→ **Exercise prompt**:
Below is the data. Give it again, complete and exact.

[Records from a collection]

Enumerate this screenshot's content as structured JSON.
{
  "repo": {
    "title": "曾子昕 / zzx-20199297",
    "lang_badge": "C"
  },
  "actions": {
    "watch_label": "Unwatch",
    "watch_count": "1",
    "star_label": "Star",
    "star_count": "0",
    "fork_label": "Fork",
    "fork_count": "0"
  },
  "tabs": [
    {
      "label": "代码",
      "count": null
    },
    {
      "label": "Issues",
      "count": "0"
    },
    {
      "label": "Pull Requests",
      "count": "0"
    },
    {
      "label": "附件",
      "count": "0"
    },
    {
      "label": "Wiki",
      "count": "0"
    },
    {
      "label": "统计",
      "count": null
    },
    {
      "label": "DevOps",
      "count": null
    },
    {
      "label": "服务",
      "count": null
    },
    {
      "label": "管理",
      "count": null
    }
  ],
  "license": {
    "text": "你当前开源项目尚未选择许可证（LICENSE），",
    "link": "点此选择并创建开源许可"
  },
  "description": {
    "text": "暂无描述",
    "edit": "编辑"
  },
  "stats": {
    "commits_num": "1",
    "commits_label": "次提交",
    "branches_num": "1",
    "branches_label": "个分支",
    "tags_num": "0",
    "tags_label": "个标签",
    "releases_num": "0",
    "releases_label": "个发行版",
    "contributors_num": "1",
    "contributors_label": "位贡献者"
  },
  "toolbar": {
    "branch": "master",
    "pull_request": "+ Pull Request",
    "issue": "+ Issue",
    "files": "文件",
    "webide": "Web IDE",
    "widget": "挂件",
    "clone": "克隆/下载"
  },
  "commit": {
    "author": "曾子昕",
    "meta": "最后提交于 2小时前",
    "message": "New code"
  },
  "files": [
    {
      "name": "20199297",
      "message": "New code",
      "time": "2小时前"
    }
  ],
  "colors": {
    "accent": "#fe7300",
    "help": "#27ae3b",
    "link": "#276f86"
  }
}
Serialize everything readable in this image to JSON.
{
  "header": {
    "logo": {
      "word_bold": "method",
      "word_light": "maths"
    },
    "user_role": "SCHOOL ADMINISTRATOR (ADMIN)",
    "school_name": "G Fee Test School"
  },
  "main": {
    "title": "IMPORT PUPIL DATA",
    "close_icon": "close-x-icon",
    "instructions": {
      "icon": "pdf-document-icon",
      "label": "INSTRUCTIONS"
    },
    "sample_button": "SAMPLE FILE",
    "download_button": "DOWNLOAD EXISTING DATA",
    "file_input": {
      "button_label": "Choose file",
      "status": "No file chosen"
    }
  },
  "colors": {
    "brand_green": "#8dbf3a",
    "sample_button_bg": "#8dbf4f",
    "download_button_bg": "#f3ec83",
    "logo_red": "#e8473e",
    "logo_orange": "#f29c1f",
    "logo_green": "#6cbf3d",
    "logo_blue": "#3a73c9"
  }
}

→ **Task result**:
Enumerate this screenshot's content as structured JSON.
{
  "repo": {
    "title": "曾子昕 / zzx-20199297",
    "lang_badge": "C"
  },
  "actions": {
    "watch_label": "Unwatch",
    "watch_count": "1",
    "star_label": "Star",
    "star_count": "0",
    "fork_label": "Fork",
    "fork_count": "0"
  },
  "tabs": [
    {
      "label": "代码",
      "count": null
    },
    {
      "label": "Issues",
      "count": "0"
    },
    {
      "label": "Pull Requests",
      "count": "0"
    },
    {
      "label": "附件",
      "count": "0"
    },
    {
      "label": "Wiki",
      "count": "0"
    },
    {
      "label": "统计",
      "count": null
    },
    {
      "label": "DevOps",
      "count": null
    },
    {
      "label": "服务",
      "count": null
    },
    {
      "label": "管理",
      "count": null
    }
  ],
  "license": {
    "text": "你当前开源项目尚未选择许可证（LICENSE），",
    "link": "点此选择并创建开源许可"
  },
  "description": {
    "text": "暂无描述",
    "edit": "编辑"
  },
  "stats": {
    "commits_num": "1",
    "commits_label": "次提交",
    "branches_num": "1",
    "branches_label": "个分支",
    "tags_num": "0",
    "tags_label": "个标签",
    "releases_num": "0",
    "releases_label": "个发行版",
    "contributors_num": "1",
    "contributors_label": "位贡献者"
  },
  "toolbar": {
    "branch": "master",
    "pull_request": "+ Pull Request",
    "issue": "+ Issue",
    "files": "文件",
    "webide": "Web IDE",
    "widget": "挂件",
    "clone": "克隆/下载"
  },
  "commit": {
    "author": "曾子昕",
    "meta": "最后提交于 2小时前",
    "message": "New code"
  },
  "files": [
    {
      "name": "20199297",
      "message": "New code",
      "time": "2小时前"
    }
  ],
  "colors": {
    "accent": "#fe7300",
    "help": "#27ae3b",
    "link": "#276f86"
  }
}
Serialize everything readable in this image to JSON.
{
  "header": {
    "logo": {
      "word_bold": "method",
      "word_light": "maths"
    },
    "user_role": "SCHOOL ADMINISTRATOR (ADMIN)",
    "school_name": "G Fee Test School"
  },
  "main": {
    "title": "IMPORT PUPIL DATA",
    "close_icon": "close-x-icon",
    "instructions": {
      "icon": "pdf-document-icon",
      "label": "INSTRUCTIONS"
    },
    "sample_button": "SAMPLE FILE",
    "download_button": "DOWNLOAD EXISTING DATA",
    "file_input": {
      "button_label": "Choose file",
      "status": "No file chosen"
    }
  },
  "colors": {
    "brand_green": "#8dbf3a",
    "sample_button_bg": "#8dbf4f",
    "download_button_bg": "#f3ec83",
    "logo_red": "#e8473e",
    "logo_orange": "#f29c1f",
    "logo_green": "#6cbf3d",
    "logo_blue": "#3a73c9"
  }
}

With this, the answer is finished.